--- BEGIN Source records ---
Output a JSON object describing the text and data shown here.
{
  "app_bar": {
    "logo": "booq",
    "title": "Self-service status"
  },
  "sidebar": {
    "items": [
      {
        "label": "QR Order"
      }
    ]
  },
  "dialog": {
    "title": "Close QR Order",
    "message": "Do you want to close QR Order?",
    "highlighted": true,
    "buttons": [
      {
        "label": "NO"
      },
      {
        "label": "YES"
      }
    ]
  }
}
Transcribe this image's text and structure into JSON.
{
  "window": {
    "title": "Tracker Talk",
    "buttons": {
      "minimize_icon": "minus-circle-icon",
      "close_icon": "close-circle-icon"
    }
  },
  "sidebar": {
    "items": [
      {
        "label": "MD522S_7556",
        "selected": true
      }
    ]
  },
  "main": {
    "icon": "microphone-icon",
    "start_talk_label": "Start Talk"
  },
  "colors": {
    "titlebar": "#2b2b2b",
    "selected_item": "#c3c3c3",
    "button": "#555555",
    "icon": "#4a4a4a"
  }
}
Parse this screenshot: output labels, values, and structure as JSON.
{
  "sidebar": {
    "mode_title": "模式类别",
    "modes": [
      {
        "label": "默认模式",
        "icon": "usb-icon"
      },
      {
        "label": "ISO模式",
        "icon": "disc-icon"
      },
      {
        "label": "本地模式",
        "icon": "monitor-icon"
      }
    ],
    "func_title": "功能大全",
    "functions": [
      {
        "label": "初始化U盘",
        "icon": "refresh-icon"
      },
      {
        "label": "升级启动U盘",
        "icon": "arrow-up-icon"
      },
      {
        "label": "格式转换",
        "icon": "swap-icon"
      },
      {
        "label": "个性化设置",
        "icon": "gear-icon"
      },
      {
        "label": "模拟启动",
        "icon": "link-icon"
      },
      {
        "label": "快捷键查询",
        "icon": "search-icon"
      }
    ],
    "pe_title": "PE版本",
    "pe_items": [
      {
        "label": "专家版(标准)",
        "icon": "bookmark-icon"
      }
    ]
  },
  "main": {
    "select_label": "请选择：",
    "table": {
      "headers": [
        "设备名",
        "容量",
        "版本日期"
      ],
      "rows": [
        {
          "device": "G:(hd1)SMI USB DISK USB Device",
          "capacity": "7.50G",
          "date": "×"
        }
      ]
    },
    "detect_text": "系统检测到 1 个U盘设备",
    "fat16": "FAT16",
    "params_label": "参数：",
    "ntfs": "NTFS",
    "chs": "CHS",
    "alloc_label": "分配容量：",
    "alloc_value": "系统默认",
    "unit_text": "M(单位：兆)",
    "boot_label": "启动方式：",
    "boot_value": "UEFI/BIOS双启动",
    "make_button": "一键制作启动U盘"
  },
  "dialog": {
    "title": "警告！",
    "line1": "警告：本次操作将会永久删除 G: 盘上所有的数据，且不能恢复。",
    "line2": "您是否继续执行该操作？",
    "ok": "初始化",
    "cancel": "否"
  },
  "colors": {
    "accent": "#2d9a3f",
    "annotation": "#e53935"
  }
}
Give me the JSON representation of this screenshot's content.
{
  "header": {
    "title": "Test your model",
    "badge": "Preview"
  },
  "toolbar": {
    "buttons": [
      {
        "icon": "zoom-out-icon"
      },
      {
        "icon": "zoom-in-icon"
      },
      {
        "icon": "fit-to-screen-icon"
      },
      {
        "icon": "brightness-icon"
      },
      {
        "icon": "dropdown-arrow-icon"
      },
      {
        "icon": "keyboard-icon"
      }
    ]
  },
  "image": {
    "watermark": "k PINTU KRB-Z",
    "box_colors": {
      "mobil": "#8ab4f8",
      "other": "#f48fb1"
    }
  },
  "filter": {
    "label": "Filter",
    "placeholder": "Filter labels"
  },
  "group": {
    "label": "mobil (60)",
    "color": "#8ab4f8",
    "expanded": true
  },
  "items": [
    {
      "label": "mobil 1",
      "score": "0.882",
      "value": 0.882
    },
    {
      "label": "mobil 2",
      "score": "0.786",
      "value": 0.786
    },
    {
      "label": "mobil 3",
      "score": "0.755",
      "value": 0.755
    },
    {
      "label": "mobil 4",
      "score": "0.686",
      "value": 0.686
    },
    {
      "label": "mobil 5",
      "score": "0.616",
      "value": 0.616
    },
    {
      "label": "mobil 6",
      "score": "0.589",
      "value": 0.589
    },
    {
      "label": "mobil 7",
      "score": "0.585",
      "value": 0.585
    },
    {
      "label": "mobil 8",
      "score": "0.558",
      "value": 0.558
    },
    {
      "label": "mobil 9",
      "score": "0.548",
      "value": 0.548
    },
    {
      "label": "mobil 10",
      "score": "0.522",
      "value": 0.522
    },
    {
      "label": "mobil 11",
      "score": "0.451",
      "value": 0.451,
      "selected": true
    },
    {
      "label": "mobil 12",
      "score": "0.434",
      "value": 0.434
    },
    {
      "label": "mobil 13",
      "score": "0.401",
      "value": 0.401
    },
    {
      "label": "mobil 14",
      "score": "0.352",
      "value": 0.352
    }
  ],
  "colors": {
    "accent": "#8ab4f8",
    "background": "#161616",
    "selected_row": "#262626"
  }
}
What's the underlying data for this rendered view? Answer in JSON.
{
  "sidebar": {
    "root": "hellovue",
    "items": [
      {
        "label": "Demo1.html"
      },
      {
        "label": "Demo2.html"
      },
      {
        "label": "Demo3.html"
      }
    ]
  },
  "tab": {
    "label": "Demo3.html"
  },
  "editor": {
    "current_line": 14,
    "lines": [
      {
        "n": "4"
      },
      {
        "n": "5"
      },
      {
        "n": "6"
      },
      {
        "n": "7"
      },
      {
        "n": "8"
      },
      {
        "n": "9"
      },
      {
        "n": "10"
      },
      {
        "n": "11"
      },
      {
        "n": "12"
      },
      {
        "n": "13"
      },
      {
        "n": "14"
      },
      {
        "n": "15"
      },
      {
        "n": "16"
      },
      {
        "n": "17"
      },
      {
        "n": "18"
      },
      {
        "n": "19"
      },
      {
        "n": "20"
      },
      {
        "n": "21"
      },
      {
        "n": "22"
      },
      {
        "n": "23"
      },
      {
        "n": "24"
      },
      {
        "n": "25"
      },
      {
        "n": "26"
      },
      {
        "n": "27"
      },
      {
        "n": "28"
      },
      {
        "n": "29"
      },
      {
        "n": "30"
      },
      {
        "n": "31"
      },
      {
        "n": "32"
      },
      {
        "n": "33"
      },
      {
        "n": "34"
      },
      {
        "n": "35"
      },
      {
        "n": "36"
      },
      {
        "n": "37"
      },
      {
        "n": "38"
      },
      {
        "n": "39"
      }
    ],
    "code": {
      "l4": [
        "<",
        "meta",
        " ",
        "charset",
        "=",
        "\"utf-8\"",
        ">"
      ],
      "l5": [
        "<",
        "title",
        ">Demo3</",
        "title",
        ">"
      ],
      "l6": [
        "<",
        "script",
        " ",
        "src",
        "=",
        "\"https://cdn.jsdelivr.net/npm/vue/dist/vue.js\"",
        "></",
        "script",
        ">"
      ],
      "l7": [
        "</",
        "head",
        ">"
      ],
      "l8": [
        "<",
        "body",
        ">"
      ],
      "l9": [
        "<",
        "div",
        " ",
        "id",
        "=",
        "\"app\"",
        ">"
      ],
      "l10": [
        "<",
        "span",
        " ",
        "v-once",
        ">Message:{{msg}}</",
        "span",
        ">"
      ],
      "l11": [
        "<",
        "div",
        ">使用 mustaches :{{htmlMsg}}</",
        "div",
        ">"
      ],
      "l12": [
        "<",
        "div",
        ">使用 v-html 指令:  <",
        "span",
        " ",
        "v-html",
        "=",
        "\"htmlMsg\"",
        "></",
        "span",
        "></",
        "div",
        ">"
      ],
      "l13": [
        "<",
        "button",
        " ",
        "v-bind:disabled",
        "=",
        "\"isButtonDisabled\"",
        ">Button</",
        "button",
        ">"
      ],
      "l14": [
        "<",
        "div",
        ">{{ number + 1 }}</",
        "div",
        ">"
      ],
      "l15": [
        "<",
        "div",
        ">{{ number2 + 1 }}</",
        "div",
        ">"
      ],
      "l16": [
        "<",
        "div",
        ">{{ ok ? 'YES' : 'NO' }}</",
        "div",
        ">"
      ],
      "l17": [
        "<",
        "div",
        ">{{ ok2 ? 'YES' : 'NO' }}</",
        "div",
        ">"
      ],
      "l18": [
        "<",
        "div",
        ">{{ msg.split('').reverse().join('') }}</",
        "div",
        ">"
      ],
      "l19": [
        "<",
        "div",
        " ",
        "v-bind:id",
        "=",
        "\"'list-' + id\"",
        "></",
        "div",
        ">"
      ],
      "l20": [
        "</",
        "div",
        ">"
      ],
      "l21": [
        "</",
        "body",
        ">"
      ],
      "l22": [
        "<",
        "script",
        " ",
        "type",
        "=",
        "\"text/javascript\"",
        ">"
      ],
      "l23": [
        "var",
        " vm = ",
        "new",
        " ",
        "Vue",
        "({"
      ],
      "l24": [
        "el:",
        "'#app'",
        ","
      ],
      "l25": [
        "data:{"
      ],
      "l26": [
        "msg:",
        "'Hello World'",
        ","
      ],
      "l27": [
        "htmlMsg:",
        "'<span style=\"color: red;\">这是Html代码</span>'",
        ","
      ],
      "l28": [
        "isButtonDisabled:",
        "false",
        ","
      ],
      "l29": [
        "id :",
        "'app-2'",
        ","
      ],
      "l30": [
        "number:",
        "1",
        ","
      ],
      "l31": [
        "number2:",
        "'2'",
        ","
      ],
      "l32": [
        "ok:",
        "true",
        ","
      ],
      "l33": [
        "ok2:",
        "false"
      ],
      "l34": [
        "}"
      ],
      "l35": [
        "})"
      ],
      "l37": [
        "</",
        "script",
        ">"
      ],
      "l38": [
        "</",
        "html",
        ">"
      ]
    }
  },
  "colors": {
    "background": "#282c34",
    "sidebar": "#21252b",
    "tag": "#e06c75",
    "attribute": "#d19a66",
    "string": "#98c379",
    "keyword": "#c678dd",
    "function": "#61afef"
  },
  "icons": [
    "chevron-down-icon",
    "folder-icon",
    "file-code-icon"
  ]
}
--- END Source records ---
Aim of the exercise ::
Copy down every line of the material above that includes the string "true".

Answer to this problem ::
    "highlighted": true,
        "selected": true
    "expanded": true
      "selected": true
        "true",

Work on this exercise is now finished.